* **Exercise data**
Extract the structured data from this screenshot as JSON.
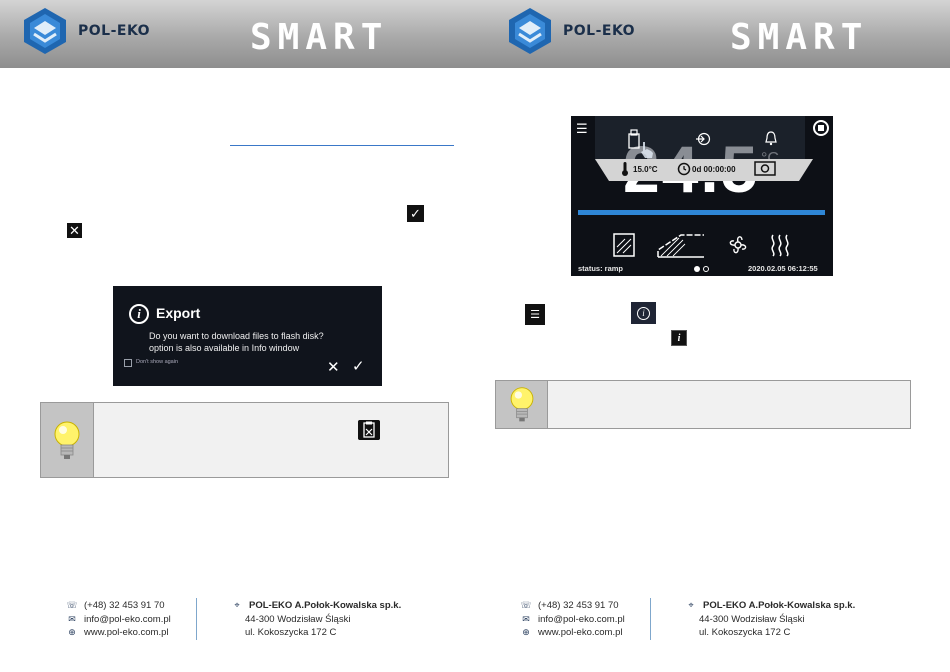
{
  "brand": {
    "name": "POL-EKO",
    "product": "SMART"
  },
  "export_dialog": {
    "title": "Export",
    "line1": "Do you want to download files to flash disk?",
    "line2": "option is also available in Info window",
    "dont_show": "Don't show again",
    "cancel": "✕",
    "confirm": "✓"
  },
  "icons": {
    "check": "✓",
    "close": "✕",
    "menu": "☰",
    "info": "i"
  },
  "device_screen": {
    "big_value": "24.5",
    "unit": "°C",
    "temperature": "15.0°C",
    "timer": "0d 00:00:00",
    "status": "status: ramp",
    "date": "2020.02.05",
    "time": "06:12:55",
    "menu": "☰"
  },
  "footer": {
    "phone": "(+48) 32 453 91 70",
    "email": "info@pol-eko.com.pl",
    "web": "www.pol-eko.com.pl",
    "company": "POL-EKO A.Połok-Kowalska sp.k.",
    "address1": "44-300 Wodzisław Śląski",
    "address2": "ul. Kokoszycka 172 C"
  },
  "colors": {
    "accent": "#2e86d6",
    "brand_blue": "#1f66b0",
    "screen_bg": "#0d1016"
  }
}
...
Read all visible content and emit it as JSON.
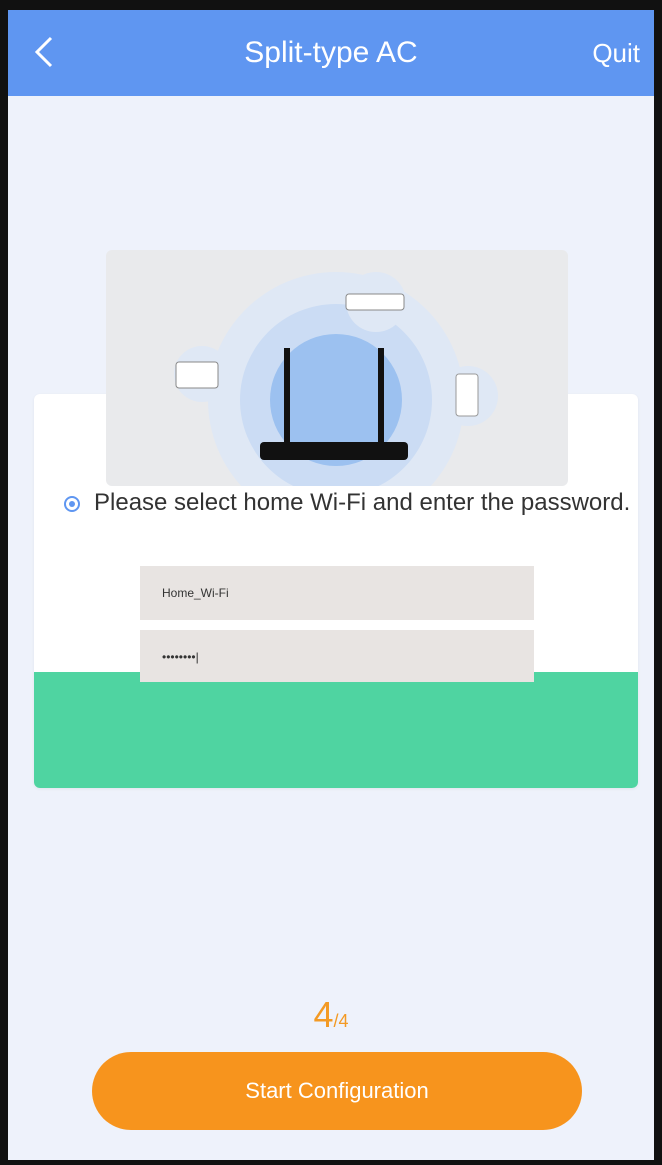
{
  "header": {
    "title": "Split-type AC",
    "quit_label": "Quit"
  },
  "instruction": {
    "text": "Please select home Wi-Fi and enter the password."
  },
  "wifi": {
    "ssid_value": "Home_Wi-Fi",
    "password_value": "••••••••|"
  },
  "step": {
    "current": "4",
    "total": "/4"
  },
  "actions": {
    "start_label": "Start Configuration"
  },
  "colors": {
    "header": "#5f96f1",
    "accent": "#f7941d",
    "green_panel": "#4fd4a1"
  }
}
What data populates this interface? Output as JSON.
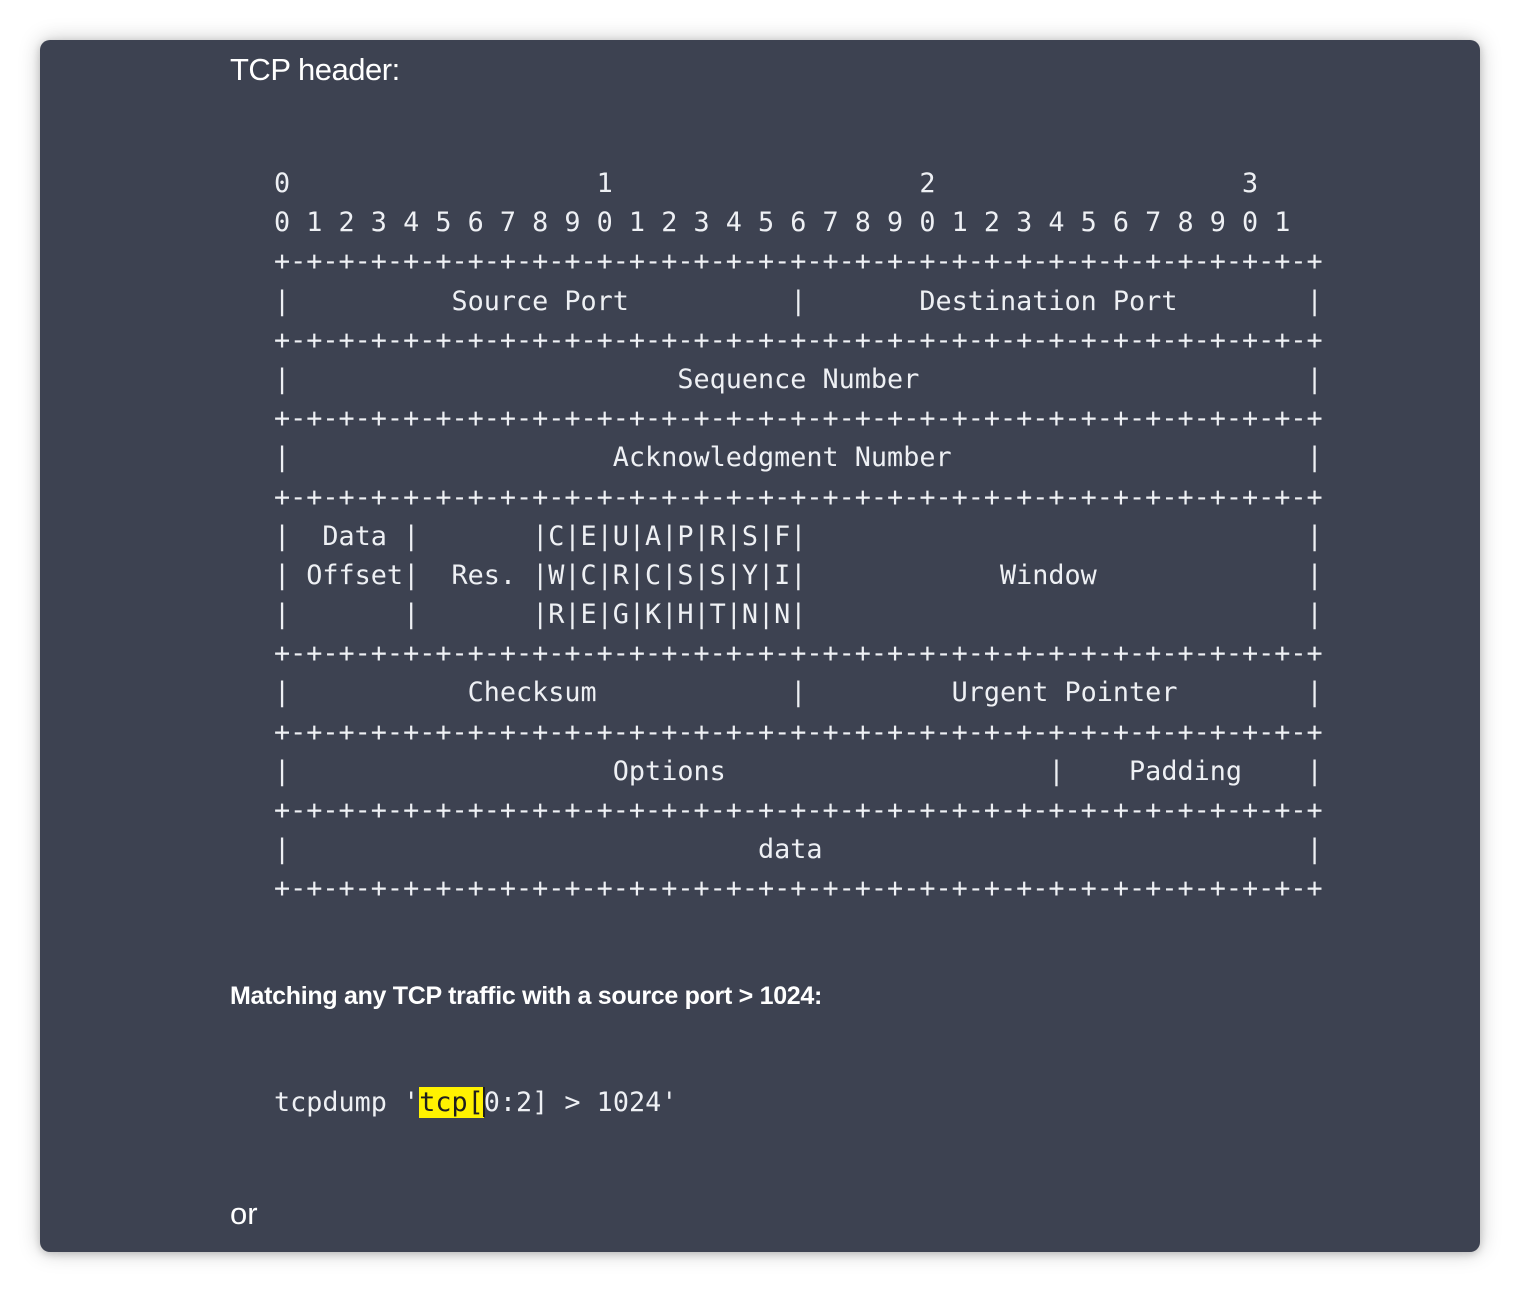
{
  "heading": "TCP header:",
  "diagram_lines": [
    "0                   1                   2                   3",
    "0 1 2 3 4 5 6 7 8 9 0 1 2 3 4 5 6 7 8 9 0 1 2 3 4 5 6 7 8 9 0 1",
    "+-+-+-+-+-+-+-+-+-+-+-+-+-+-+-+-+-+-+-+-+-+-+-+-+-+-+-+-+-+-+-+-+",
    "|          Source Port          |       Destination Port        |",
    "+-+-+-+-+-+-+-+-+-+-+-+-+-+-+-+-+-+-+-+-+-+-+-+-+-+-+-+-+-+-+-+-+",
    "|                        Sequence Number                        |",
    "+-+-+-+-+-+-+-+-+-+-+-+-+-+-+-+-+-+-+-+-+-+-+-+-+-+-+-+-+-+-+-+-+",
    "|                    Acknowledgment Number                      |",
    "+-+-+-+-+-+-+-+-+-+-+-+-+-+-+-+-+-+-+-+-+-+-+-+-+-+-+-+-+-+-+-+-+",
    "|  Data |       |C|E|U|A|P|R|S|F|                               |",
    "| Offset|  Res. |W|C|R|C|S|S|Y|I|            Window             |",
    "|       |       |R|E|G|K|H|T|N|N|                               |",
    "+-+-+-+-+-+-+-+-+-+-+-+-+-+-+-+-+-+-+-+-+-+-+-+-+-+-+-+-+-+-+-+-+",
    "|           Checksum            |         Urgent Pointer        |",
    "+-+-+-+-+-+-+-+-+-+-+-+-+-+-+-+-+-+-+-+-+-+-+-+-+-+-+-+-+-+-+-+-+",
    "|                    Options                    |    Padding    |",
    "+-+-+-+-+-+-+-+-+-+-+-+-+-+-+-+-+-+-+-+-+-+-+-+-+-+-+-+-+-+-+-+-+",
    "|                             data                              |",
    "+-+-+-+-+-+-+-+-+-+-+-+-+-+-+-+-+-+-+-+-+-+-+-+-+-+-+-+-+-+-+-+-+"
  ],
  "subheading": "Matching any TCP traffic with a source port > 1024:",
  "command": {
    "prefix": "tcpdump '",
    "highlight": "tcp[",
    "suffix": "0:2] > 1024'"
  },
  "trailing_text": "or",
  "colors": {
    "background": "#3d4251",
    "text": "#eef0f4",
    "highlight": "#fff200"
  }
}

* **Given request**
Which lines include the word "this"? List them all.

* **Correct answer**
Extract the structured data from this screenshot as JSON.
What data populates this interface? Output as JSON.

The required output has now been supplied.